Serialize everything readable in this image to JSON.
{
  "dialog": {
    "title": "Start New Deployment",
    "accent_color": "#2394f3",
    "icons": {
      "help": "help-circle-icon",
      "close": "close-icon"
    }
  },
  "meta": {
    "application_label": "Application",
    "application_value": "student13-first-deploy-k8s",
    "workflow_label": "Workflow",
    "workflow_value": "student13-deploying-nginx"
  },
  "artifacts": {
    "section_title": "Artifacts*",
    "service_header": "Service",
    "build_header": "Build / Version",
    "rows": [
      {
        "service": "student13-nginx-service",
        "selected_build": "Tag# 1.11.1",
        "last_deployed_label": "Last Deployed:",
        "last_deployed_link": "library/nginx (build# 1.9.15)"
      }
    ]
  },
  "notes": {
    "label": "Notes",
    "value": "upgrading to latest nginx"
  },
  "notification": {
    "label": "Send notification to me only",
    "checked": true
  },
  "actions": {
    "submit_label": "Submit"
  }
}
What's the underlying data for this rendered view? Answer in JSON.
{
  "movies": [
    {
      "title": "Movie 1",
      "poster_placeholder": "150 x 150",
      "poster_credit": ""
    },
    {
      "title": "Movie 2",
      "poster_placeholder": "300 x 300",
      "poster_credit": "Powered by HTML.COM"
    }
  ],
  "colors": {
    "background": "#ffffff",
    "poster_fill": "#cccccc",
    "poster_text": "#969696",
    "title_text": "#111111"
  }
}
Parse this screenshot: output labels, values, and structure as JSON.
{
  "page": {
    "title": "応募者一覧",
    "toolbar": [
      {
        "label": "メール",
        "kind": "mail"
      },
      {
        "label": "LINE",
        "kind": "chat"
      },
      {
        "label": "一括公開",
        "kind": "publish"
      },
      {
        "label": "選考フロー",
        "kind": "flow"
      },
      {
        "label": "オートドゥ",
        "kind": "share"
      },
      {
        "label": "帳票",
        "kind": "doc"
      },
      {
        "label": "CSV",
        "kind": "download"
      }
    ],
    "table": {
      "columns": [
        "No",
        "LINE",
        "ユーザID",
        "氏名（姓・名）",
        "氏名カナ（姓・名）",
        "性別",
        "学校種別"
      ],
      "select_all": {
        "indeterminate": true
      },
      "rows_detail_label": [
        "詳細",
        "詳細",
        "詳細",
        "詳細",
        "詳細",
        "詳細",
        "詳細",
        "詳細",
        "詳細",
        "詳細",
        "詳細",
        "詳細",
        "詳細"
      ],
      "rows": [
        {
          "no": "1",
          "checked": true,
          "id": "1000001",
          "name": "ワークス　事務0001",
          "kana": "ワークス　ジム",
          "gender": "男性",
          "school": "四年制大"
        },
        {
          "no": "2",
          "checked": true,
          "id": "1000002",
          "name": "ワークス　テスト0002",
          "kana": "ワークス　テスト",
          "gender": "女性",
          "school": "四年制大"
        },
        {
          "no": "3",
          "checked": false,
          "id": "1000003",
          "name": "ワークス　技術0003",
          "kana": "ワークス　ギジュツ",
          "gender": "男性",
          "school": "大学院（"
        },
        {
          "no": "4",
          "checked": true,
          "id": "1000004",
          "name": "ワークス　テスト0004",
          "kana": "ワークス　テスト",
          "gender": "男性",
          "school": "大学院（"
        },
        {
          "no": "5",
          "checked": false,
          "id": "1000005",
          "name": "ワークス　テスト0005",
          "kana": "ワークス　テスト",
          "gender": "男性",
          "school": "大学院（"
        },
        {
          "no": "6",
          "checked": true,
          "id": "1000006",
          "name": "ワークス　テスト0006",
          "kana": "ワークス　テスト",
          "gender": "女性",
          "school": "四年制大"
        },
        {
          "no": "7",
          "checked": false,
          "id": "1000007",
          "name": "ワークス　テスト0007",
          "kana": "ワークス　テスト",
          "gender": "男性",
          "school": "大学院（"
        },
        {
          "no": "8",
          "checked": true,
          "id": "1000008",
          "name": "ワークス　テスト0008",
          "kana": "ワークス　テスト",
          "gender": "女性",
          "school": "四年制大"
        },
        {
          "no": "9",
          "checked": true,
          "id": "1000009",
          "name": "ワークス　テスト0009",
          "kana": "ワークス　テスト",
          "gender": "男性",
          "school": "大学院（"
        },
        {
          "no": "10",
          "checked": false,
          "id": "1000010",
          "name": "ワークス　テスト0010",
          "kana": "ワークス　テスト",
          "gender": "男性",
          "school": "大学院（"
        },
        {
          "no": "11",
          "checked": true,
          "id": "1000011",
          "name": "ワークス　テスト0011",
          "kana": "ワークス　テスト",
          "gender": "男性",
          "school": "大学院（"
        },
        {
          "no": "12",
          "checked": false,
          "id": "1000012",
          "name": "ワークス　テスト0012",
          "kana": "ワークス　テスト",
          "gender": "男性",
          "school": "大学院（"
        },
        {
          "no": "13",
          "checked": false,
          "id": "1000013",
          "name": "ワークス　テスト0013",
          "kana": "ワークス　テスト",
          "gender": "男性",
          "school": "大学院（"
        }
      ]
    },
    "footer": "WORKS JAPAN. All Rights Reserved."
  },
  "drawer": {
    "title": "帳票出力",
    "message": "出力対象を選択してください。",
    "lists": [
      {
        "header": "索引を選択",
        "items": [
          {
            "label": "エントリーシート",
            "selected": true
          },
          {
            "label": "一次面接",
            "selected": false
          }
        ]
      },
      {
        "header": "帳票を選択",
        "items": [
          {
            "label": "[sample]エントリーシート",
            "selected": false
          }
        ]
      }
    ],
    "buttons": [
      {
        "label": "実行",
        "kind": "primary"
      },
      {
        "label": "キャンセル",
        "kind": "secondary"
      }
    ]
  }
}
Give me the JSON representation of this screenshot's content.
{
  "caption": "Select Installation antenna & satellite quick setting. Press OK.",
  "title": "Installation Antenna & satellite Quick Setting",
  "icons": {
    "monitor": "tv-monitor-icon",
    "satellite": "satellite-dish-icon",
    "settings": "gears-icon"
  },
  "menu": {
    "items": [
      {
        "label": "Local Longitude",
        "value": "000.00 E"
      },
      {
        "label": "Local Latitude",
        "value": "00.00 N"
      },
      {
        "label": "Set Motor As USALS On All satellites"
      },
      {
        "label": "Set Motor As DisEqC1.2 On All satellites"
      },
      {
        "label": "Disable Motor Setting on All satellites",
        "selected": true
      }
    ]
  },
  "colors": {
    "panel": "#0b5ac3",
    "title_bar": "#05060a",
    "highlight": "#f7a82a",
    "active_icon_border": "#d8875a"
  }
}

Job: Exact copies of all the records are required.

Answer below:
Serialize everything readable in this image to JSON.
{
  "dialog": {
    "title": "Start New Deployment",
    "accent_color": "#2394f3",
    "icons": {
      "help": "help-circle-icon",
      "close": "close-icon"
    }
  },
  "meta": {
    "application_label": "Application",
    "application_value": "student13-first-deploy-k8s",
    "workflow_label": "Workflow",
    "workflow_value": "student13-deploying-nginx"
  },
  "artifacts": {
    "section_title": "Artifacts*",
    "service_header": "Service",
    "build_header": "Build / Version",
    "rows": [
      {
        "service": "student13-nginx-service",
        "selected_build": "Tag# 1.11.1",
        "last_deployed_label": "Last Deployed:",
        "last_deployed_link": "library/nginx (build# 1.9.15)"
      }
    ]
  },
  "notes": {
    "label": "Notes",
    "value": "upgrading to latest nginx"
  },
  "notification": {
    "label": "Send notification to me only",
    "checked": true
  },
  "actions": {
    "submit_label": "Submit"
  }
}
What's the underlying data for this rendered view? Answer in JSON.
{
  "movies": [
    {
      "title": "Movie 1",
      "poster_placeholder": "150 x 150",
      "poster_credit": ""
    },
    {
      "title": "Movie 2",
      "poster_placeholder": "300 x 300",
      "poster_credit": "Powered by HTML.COM"
    }
  ],
  "colors": {
    "background": "#ffffff",
    "poster_fill": "#cccccc",
    "poster_text": "#969696",
    "title_text": "#111111"
  }
}
Parse this screenshot: output labels, values, and structure as JSON.
{
  "page": {
    "title": "応募者一覧",
    "toolbar": [
      {
        "label": "メール",
        "kind": "mail"
      },
      {
        "label": "LINE",
        "kind": "chat"
      },
      {
        "label": "一括公開",
        "kind": "publish"
      },
      {
        "label": "選考フロー",
        "kind": "flow"
      },
      {
        "label": "オートドゥ",
        "kind": "share"
      },
      {
        "label": "帳票",
        "kind": "doc"
      },
      {
        "label": "CSV",
        "kind": "download"
      }
    ],
    "table": {
      "columns": [
        "No",
        "LINE",
        "ユーザID",
        "氏名（姓・名）",
        "氏名カナ（姓・名）",
        "性別",
        "学校種別"
      ],
      "select_all": {
        "indeterminate": true
      },
      "rows_detail_label": [
        "詳細",
        "詳細",
        "詳細",
        "詳細",
        "詳細",
        "詳細",
        "詳細",
        "詳細",
        "詳細",
        "詳細",
        "詳細",
        "詳細",
        "詳細"
      ],
      "rows": [
        {
          "no": "1",
          "checked": true,
          "id": "1000001",
          "name": "ワークス　事務0001",
          "kana": "ワークス　ジム",
          "gender": "男性",
          "school": "四年制大"
        },
        {
          "no": "2",
          "checked": true,
          "id": "1000002",
          "name": "ワークス　テスト0002",
          "kana": "ワークス　テスト",
          "gender": "女性",
          "school": "四年制大"
        },
        {
          "no": "3",
          "checked": false,
          "id": "1000003",
          "name": "ワークス　技術0003",
          "kana": "ワークス　ギジュツ",
          "gender": "男性",
          "school": "大学院（"
        },
        {
          "no": "4",
          "checked": true,
          "id": "1000004",
          "name": "ワークス　テスト0004",
          "kana": "ワークス　テスト",
          "gender": "男性",
          "school": "大学院（"
        },
        {
          "no": "5",
          "checked": false,
          "id": "1000005",
          "name": "ワークス　テスト0005",
          "kana": "ワークス　テスト",
          "gender": "男性",
          "school": "大学院（"
        },
        {
          "no": "6",
          "checked": true,
          "id": "1000006",
          "name": "ワークス　テスト0006",
          "kana": "ワークス　テスト",
          "gender": "女性",
          "school": "四年制大"
        },
        {
          "no": "7",
          "checked": false,
          "id": "1000007",
          "name": "ワークス　テスト0007",
          "kana": "ワークス　テスト",
          "gender": "男性",
          "school": "大学院（"
        },
        {
          "no": "8",
          "checked": true,
          "id": "1000008",
          "name": "ワークス　テスト0008",
          "kana": "ワークス　テスト",
          "gender": "女性",
          "school": "四年制大"
        },
        {
          "no": "9",
          "checked": true,
          "id": "1000009",
          "name": "ワークス　テスト0009",
          "kana": "ワークス　テスト",
          "gender": "男性",
          "school": "大学院（"
        },
        {
          "no": "10",
          "checked": false,
          "id": "1000010",
          "name": "ワークス　テスト0010",
          "kana": "ワークス　テスト",
          "gender": "男性",
          "school": "大学院（"
        },
        {
          "no": "11",
          "checked": true,
          "id": "1000011",
          "name": "ワークス　テスト0011",
          "kana": "ワークス　テスト",
          "gender": "男性",
          "school": "大学院（"
        },
        {
          "no": "12",
          "checked": false,
          "id": "1000012",
          "name": "ワークス　テスト0012",
          "kana": "ワークス　テスト",
          "gender": "男性",
          "school": "大学院（"
        },
        {
          "no": "13",
          "checked": false,
          "id": "1000013",
          "name": "ワークス　テスト0013",
          "kana": "ワークス　テスト",
          "gender": "男性",
          "school": "大学院（"
        }
      ]
    },
    "footer": "WORKS JAPAN. All Rights Reserved."
  },
  "drawer": {
    "title": "帳票出力",
    "message": "出力対象を選択してください。",
    "lists": [
      {
        "header": "索引を選択",
        "items": [
          {
            "label": "エントリーシート",
            "selected": true
          },
          {
            "label": "一次面接",
            "selected": false
          }
        ]
      },
      {
        "header": "帳票を選択",
        "items": [
          {
            "label": "[sample]エントリーシート",
            "selected": false
          }
        ]
      }
    ],
    "buttons": [
      {
        "label": "実行",
        "kind": "primary"
      },
      {
        "label": "キャンセル",
        "kind": "secondary"
      }
    ]
  }
}
Give me the JSON representation of this screenshot's content.
{
  "caption": "Select Installation antenna & satellite quick setting. Press OK.",
  "title": "Installation Antenna & satellite Quick Setting",
  "icons": {
    "monitor": "tv-monitor-icon",
    "satellite": "satellite-dish-icon",
    "settings": "gears-icon"
  },
  "menu": {
    "items": [
      {
        "label": "Local Longitude",
        "value": "000.00 E"
      },
      {
        "label": "Local Latitude",
        "value": "00.00 N"
      },
      {
        "label": "Set Motor As USALS On All satellites"
      },
      {
        "label": "Set Motor As DisEqC1.2 On All satellites"
      },
      {
        "label": "Disable Motor Setting on All satellites",
        "selected": true
      }
    ]
  },
  "colors": {
    "panel": "#0b5ac3",
    "title_bar": "#05060a",
    "highlight": "#f7a82a",
    "active_icon_border": "#d8875a"
  }
}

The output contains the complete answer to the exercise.